start LISTING
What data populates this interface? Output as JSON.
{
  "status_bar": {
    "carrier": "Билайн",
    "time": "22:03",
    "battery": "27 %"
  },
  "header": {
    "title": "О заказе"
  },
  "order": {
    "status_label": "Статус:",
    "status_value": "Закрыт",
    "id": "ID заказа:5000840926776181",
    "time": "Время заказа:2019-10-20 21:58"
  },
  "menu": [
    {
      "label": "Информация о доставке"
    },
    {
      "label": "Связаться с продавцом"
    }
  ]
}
end LISTING
PROBLEM TO SOLVE - Each record must be repeated exactly as it is.

FINISHED TASK -
What data populates this interface? Output as JSON.
{
  "status_bar": {
    "carrier": "Билайн",
    "time": "22:03",
    "battery": "27 %"
  },
  "header": {
    "title": "О заказе"
  },
  "order": {
    "status_label": "Статус:",
    "status_value": "Закрыт",
    "id": "ID заказа:5000840926776181",
    "time": "Время заказа:2019-10-20 21:58"
  },
  "menu": [
    {
      "label": "Информация о доставке"
    },
    {
      "label": "Связаться с продавцом"
    }
  ]
}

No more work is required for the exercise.